Stated goal
Copy out the material below in full, but not its images.
--------------------
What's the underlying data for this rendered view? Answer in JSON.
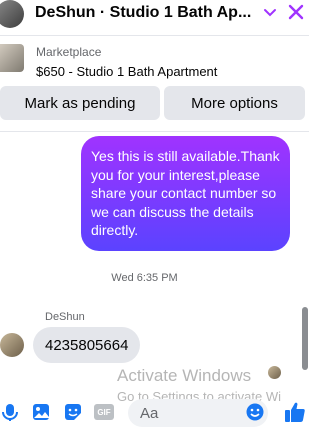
{
  "header": {
    "title": "DeShun · Studio 1 Bath Ap...",
    "chevron_icon": "chevron-down-icon",
    "close_icon": "close-icon",
    "accent": "#a033ff"
  },
  "marketplace": {
    "label": "Marketplace",
    "listing": "$650 - Studio 1 Bath Apartment"
  },
  "actions": {
    "pending_label": "Mark as pending",
    "more_label": "More options"
  },
  "messages": {
    "outgoing_text": "Yes this is still available.Thank you for your interest,please share your contact number so we can discuss the details directly.",
    "timestamp": "Wed 6:35 PM",
    "sender_name": "DeShun",
    "incoming_text": "4235805664"
  },
  "watermark": {
    "line1": "Activate Windows",
    "line2": "Go to Settings to activate Wi"
  },
  "composer": {
    "placeholder": "Aa",
    "icons": [
      "mic-icon",
      "photo-icon",
      "sticker-icon",
      "gif-icon",
      "emoji-icon",
      "thumbs-up-icon"
    ],
    "gif_label": "GIF"
  }
}
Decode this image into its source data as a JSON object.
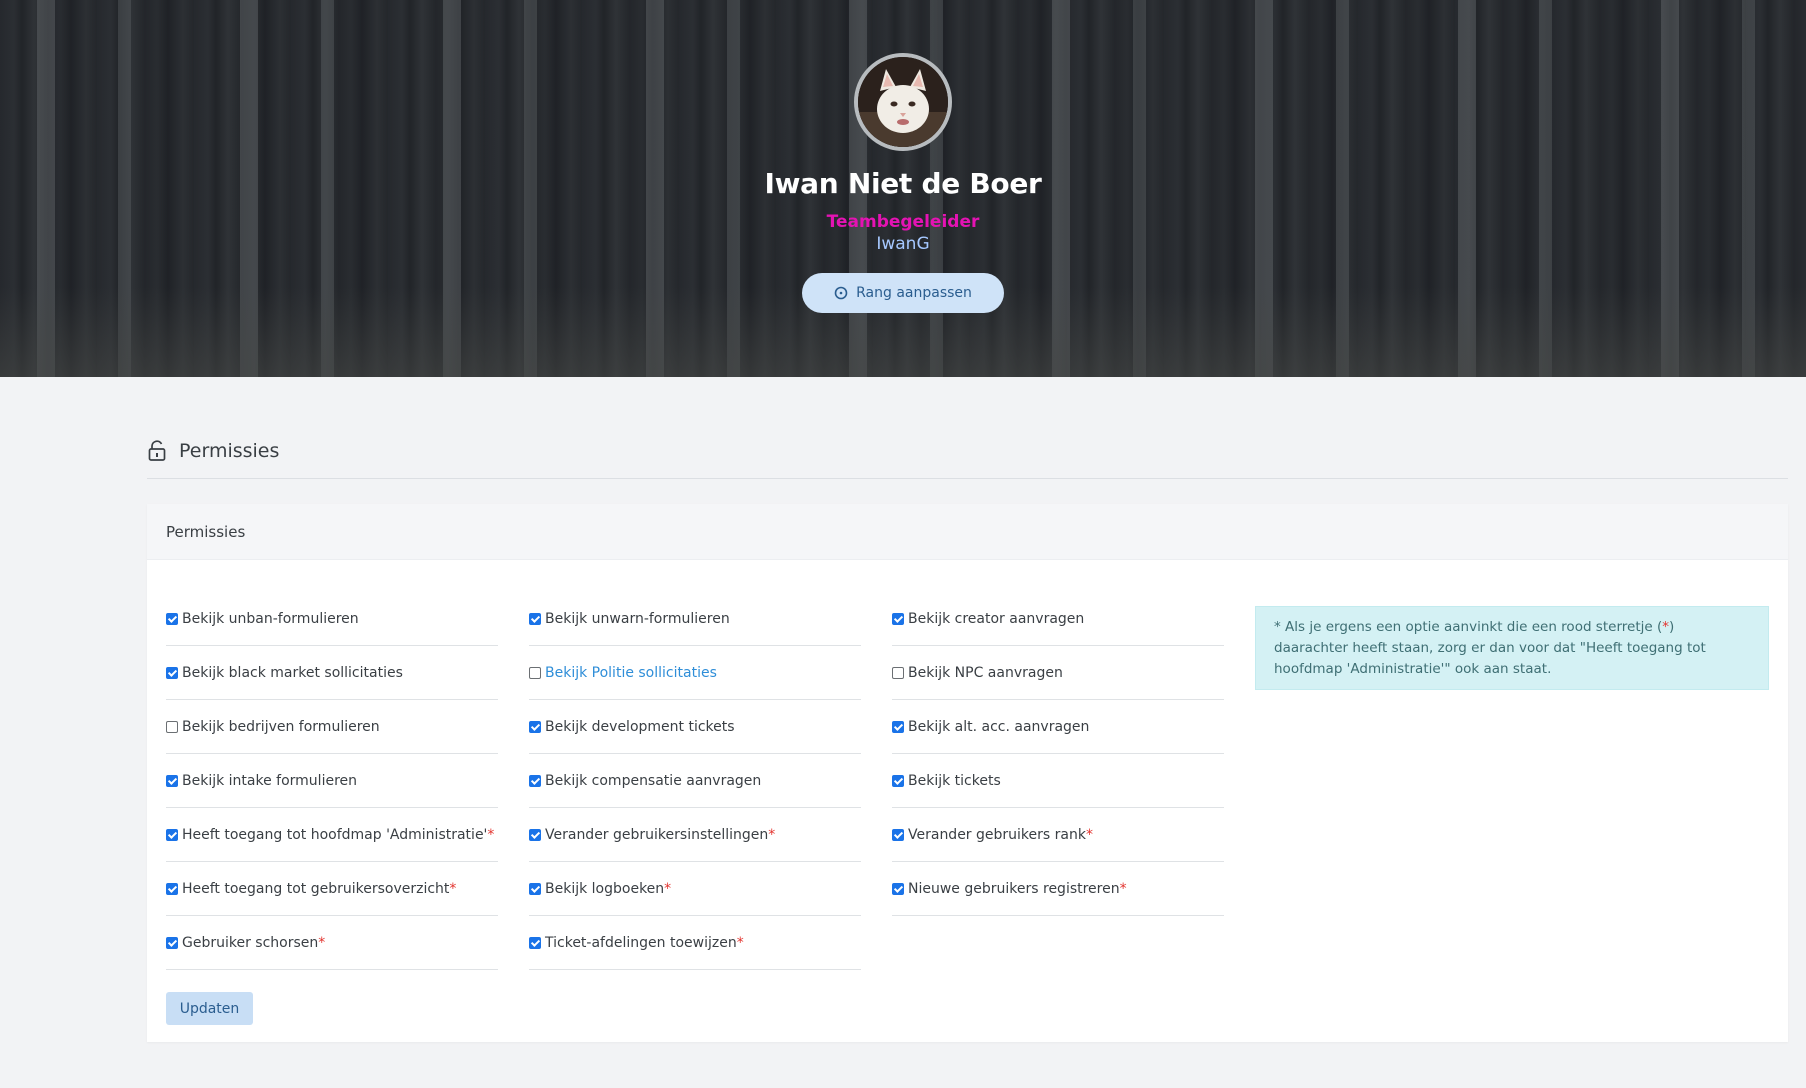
{
  "profile": {
    "name": "Iwan Niet de Boer",
    "rank": "Teambegeleider",
    "username": "IwanG",
    "rank_button": "Rang aanpassen",
    "rank_color": "#e413b3",
    "username_color": "#a6c8ff"
  },
  "section": {
    "title": "Permissies",
    "icon": "lock-open-icon"
  },
  "card": {
    "header": "Permissies",
    "update_button": "Updaten"
  },
  "permissions": {
    "col1": [
      {
        "label": "Bekijk unban-formulieren",
        "checked": true,
        "star": ""
      },
      {
        "label": "Bekijk black market sollicitaties",
        "checked": true,
        "star": ""
      },
      {
        "label": "Bekijk bedrijven formulieren",
        "checked": false,
        "star": ""
      },
      {
        "label": "Bekijk intake formulieren",
        "checked": true,
        "star": ""
      },
      {
        "label": "Heeft toegang tot hoofdmap 'Administratie'",
        "checked": true,
        "star": "*"
      },
      {
        "label": "Heeft toegang tot gebruikersoverzicht",
        "checked": true,
        "star": "*"
      },
      {
        "label": "Gebruiker schorsen",
        "checked": true,
        "star": "*"
      }
    ],
    "col2": [
      {
        "label": "Bekijk unwarn-formulieren",
        "checked": true,
        "star": ""
      },
      {
        "label": "Bekijk Politie sollicitaties",
        "checked": false,
        "star": "",
        "link": true
      },
      {
        "label": "Bekijk development tickets",
        "checked": true,
        "star": ""
      },
      {
        "label": "Bekijk compensatie aanvragen",
        "checked": true,
        "star": ""
      },
      {
        "label": "Verander gebruikersinstellingen",
        "checked": true,
        "star": "*"
      },
      {
        "label": "Bekijk logboeken",
        "checked": true,
        "star": "*"
      },
      {
        "label": "Ticket-afdelingen toewijzen",
        "checked": true,
        "star": "*"
      }
    ],
    "col3": [
      {
        "label": "Bekijk creator aanvragen",
        "checked": true,
        "star": ""
      },
      {
        "label": "Bekijk NPC aanvragen",
        "checked": false,
        "star": ""
      },
      {
        "label": "Bekijk alt. acc. aanvragen",
        "checked": true,
        "star": ""
      },
      {
        "label": "Bekijk tickets",
        "checked": true,
        "star": ""
      },
      {
        "label": "Verander gebruikers rank",
        "checked": true,
        "star": "*"
      },
      {
        "label": "Nieuwe gebruikers registreren",
        "checked": true,
        "star": "*"
      }
    ]
  },
  "info": {
    "part1": "* Als je ergens een optie aanvinkt die een rood sterretje (",
    "star": "*",
    "part2": ") daarachter heeft staan, zorg er dan voor dat \"Heeft toegang tot hoofdmap 'Administratie'\" ook aan staat."
  }
}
--------------------
Written answer
What's the underlying data for this rendered view? Answer in JSON.
{
  "header": {
    "title": "DeShun · Studio 1 Bath Ap...",
    "chevron_icon": "chevron-down-icon",
    "close_icon": "close-icon",
    "accent": "#a033ff"
  },
  "marketplace": {
    "label": "Marketplace",
    "listing": "$650 - Studio 1 Bath Apartment"
  },
  "actions": {
    "pending_label": "Mark as pending",
    "more_label": "More options"
  },
  "messages": {
    "outgoing_text": "Yes this is still available.Thank you for your interest,please share your contact number so we can discuss the details directly.",
    "timestamp": "Wed 6:35 PM",
    "sender_name": "DeShun",
    "incoming_text": "4235805664"
  },
  "watermark": {
    "line1": "Activate Windows",
    "line2": "Go to Settings to activate Wi"
  },
  "composer": {
    "placeholder": "Aa",
    "icons": [
      "mic-icon",
      "photo-icon",
      "sticker-icon",
      "gif-icon",
      "emoji-icon",
      "thumbs-up-icon"
    ],
    "gif_label": "GIF"
  }
}
Decode this image into its source data as a JSON object.
{
  "profile": {
    "name": "Iwan Niet de Boer",
    "rank": "Teambegeleider",
    "username": "IwanG",
    "rank_button": "Rang aanpassen",
    "rank_color": "#e413b3",
    "username_color": "#a6c8ff"
  },
  "section": {
    "title": "Permissies",
    "icon": "lock-open-icon"
  },
  "card": {
    "header": "Permissies",
    "update_button": "Updaten"
  },
  "permissions": {
    "col1": [
      {
        "label": "Bekijk unban-formulieren",
        "checked": true,
        "star": ""
      },
      {
        "label": "Bekijk black market sollicitaties",
        "checked": true,
        "star": ""
      },
      {
        "label": "Bekijk bedrijven formulieren",
        "checked": false,
        "star": ""
      },
      {
        "label": "Bekijk intake formulieren",
        "checked": true,
        "star": ""
      },
      {
        "label": "Heeft toegang tot hoofdmap 'Administratie'",
        "checked": true,
        "star": "*"
      },
      {
        "label": "Heeft toegang tot gebruikersoverzicht",
        "checked": true,
        "star": "*"
      },
      {
        "label": "Gebruiker schorsen",
        "checked": true,
        "star": "*"
      }
    ],
    "col2": [
      {
        "label": "Bekijk unwarn-formulieren",
        "checked": true,
        "star": ""
      },
      {
        "label": "Bekijk Politie sollicitaties",
        "checked": false,
        "star": "",
        "link": true
      },
      {
        "label": "Bekijk development tickets",
        "checked": true,
        "star": ""
      },
      {
        "label": "Bekijk compensatie aanvragen",
        "checked": true,
        "star": ""
      },
      {
        "label": "Verander gebruikersinstellingen",
        "checked": true,
        "star": "*"
      },
      {
        "label": "Bekijk logboeken",
        "checked": true,
        "star": "*"
      },
      {
        "label": "Ticket-afdelingen toewijzen",
        "checked": true,
        "star": "*"
      }
    ],
    "col3": [
      {
        "label": "Bekijk creator aanvragen",
        "checked": true,
        "star": ""
      },
      {
        "label": "Bekijk NPC aanvragen",
        "checked": false,
        "star": ""
      },
      {
        "label": "Bekijk alt. acc. aanvragen",
        "checked": true,
        "star": ""
      },
      {
        "label": "Bekijk tickets",
        "checked": true,
        "star": ""
      },
      {
        "label": "Verander gebruikers rank",
        "checked": true,
        "star": "*"
      },
      {
        "label": "Nieuwe gebruikers registreren",
        "checked": true,
        "star": "*"
      }
    ]
  },
  "info": {
    "part1": "* Als je ergens een optie aanvinkt die een rood sterretje (",
    "star": "*",
    "part2": ") daarachter heeft staan, zorg er dan voor dat \"Heeft toegang tot hoofdmap 'Administratie'\" ook aan staat."
  }
}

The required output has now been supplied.